Dataset excerpts:

---------------

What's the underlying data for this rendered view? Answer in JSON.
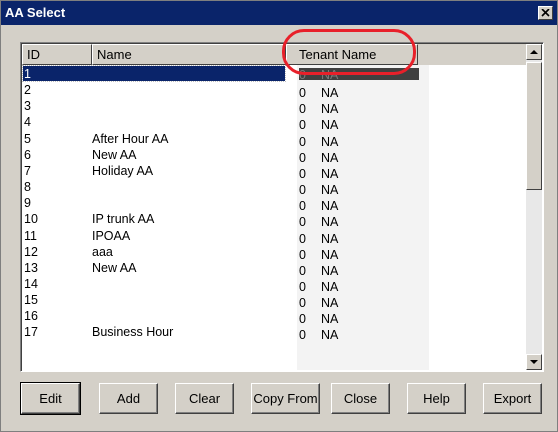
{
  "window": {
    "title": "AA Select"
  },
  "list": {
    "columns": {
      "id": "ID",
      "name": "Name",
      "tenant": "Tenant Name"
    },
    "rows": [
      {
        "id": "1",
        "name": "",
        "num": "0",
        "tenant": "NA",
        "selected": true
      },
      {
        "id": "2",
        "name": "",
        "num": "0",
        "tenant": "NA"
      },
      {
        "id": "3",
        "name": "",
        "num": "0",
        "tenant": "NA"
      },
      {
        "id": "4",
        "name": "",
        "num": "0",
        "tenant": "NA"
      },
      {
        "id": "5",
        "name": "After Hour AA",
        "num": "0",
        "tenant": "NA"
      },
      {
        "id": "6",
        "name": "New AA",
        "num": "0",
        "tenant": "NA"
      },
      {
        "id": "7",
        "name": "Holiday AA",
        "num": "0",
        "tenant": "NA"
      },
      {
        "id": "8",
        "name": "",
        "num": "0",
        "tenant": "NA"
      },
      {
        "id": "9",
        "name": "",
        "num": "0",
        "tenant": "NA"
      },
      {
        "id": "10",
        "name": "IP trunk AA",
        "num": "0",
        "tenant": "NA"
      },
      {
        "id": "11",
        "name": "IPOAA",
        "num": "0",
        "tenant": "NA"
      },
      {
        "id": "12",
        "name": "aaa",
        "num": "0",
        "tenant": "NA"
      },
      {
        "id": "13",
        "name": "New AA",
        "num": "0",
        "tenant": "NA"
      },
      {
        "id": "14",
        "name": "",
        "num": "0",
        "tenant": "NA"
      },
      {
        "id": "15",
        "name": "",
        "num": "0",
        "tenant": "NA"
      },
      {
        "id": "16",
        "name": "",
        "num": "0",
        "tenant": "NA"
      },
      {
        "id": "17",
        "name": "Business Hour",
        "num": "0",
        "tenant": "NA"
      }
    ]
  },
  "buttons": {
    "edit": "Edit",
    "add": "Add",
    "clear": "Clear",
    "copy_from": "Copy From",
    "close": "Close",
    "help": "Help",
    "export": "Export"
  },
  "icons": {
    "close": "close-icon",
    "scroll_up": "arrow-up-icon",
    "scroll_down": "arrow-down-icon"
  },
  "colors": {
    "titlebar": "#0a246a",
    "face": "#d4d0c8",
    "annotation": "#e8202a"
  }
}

---------------

### WHAT TO WORK ON:
Single out each line of the records above with the string "arrow" in it, and copy it.

### FINAL ANSWER:
    "scroll_up": "arrow-up-icon",
    "scroll_down": "arrow-down-icon"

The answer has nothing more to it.